Reproduce all of the data exactly.

.....

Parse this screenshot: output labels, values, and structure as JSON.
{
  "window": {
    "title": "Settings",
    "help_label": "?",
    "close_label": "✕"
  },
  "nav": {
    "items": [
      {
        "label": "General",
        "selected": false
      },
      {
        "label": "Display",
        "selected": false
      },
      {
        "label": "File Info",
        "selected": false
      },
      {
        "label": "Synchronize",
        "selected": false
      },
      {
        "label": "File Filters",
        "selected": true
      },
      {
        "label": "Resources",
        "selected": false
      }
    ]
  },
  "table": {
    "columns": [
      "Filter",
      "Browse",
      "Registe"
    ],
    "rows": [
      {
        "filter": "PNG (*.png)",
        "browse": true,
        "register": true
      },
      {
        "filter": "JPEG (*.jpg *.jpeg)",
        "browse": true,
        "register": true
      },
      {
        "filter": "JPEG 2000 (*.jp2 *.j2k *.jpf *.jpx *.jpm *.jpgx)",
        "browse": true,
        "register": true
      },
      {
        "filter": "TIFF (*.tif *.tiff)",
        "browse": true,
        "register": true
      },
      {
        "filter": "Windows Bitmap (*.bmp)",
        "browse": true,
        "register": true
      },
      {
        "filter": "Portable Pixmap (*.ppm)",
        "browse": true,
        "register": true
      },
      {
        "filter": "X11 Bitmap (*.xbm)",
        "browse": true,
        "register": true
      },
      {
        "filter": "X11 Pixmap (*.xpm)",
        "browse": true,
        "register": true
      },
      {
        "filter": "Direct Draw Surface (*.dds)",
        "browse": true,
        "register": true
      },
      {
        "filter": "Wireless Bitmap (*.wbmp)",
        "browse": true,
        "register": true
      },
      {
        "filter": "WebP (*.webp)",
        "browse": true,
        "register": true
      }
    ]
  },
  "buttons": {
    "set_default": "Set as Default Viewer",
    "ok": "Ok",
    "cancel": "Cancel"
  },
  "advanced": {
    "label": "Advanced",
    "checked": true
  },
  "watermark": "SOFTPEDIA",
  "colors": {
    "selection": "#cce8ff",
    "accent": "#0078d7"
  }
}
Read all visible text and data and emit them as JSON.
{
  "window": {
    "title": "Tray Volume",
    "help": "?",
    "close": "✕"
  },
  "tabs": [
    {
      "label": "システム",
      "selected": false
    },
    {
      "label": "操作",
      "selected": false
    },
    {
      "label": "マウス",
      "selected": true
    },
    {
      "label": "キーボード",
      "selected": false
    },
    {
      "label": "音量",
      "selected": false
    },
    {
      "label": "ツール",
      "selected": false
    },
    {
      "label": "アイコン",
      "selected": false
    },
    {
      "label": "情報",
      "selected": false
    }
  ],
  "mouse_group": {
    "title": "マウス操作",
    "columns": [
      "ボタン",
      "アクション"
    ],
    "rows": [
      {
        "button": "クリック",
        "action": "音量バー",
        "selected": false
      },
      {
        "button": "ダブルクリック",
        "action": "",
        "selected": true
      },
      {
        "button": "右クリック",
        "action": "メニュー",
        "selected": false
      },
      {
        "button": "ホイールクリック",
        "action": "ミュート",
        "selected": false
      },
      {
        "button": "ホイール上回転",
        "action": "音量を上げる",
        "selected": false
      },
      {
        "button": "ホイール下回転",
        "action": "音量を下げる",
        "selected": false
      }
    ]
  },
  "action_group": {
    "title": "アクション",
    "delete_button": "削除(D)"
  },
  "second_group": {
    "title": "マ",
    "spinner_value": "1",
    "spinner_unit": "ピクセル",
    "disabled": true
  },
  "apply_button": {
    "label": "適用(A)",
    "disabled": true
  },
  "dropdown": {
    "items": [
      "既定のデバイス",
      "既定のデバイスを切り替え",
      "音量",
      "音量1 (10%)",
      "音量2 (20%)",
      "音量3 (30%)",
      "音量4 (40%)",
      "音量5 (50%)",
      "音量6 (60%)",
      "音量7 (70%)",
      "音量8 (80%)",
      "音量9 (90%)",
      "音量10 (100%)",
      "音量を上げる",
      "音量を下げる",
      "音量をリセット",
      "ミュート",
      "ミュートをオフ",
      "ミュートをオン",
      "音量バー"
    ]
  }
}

.....

Exercise response
Parse this screenshot: output labels, values, and structure as JSON.
{
  "window": {
    "title": "Settings",
    "help_label": "?",
    "close_label": "✕"
  },
  "nav": {
    "items": [
      {
        "label": "General",
        "selected": false
      },
      {
        "label": "Display",
        "selected": false
      },
      {
        "label": "File Info",
        "selected": false
      },
      {
        "label": "Synchronize",
        "selected": false
      },
      {
        "label": "File Filters",
        "selected": true
      },
      {
        "label": "Resources",
        "selected": false
      }
    ]
  },
  "table": {
    "columns": [
      "Filter",
      "Browse",
      "Registe"
    ],
    "rows": [
      {
        "filter": "PNG (*.png)",
        "browse": true,
        "register": true
      },
      {
        "filter": "JPEG (*.jpg *.jpeg)",
        "browse": true,
        "register": true
      },
      {
        "filter": "JPEG 2000 (*.jp2 *.j2k *.jpf *.jpx *.jpm *.jpgx)",
        "browse": true,
        "register": true
      },
      {
        "filter": "TIFF (*.tif *.tiff)",
        "browse": true,
        "register": true
      },
      {
        "filter": "Windows Bitmap (*.bmp)",
        "browse": true,
        "register": true
      },
      {
        "filter": "Portable Pixmap (*.ppm)",
        "browse": true,
        "register": true
      },
      {
        "filter": "X11 Bitmap (*.xbm)",
        "browse": true,
        "register": true
      },
      {
        "filter": "X11 Pixmap (*.xpm)",
        "browse": true,
        "register": true
      },
      {
        "filter": "Direct Draw Surface (*.dds)",
        "browse": true,
        "register": true
      },
      {
        "filter": "Wireless Bitmap (*.wbmp)",
        "browse": true,
        "register": true
      },
      {
        "filter": "WebP (*.webp)",
        "browse": true,
        "register": true
      }
    ]
  },
  "buttons": {
    "set_default": "Set as Default Viewer",
    "ok": "Ok",
    "cancel": "Cancel"
  },
  "advanced": {
    "label": "Advanced",
    "checked": true
  },
  "watermark": "SOFTPEDIA",
  "colors": {
    "selection": "#cce8ff",
    "accent": "#0078d7"
  }
}
Read all visible text and data and emit them as JSON.
{
  "window": {
    "title": "Tray Volume",
    "help": "?",
    "close": "✕"
  },
  "tabs": [
    {
      "label": "システム",
      "selected": false
    },
    {
      "label": "操作",
      "selected": false
    },
    {
      "label": "マウス",
      "selected": true
    },
    {
      "label": "キーボード",
      "selected": false
    },
    {
      "label": "音量",
      "selected": false
    },
    {
      "label": "ツール",
      "selected": false
    },
    {
      "label": "アイコン",
      "selected": false
    },
    {
      "label": "情報",
      "selected": false
    }
  ],
  "mouse_group": {
    "title": "マウス操作",
    "columns": [
      "ボタン",
      "アクション"
    ],
    "rows": [
      {
        "button": "クリック",
        "action": "音量バー",
        "selected": false
      },
      {
        "button": "ダブルクリック",
        "action": "",
        "selected": true
      },
      {
        "button": "右クリック",
        "action": "メニュー",
        "selected": false
      },
      {
        "button": "ホイールクリック",
        "action": "ミュート",
        "selected": false
      },
      {
        "button": "ホイール上回転",
        "action": "音量を上げる",
        "selected": false
      },
      {
        "button": "ホイール下回転",
        "action": "音量を下げる",
        "selected": false
      }
    ]
  },
  "action_group": {
    "title": "アクション",
    "delete_button": "削除(D)"
  },
  "second_group": {
    "title": "マ",
    "spinner_value": "1",
    "spinner_unit": "ピクセル",
    "disabled": true
  },
  "apply_button": {
    "label": "適用(A)",
    "disabled": true
  },
  "dropdown": {
    "items": [
      "既定のデバイス",
      "既定のデバイスを切り替え",
      "音量",
      "音量1 (10%)",
      "音量2 (20%)",
      "音量3 (30%)",
      "音量4 (40%)",
      "音量5 (50%)",
      "音量6 (60%)",
      "音量7 (70%)",
      "音量8 (80%)",
      "音量9 (90%)",
      "音量10 (100%)",
      "音量を上げる",
      "音量を下げる",
      "音量をリセット",
      "ミュート",
      "ミュートをオフ",
      "ミュートをオン",
      "音量バー"
    ]
  }
}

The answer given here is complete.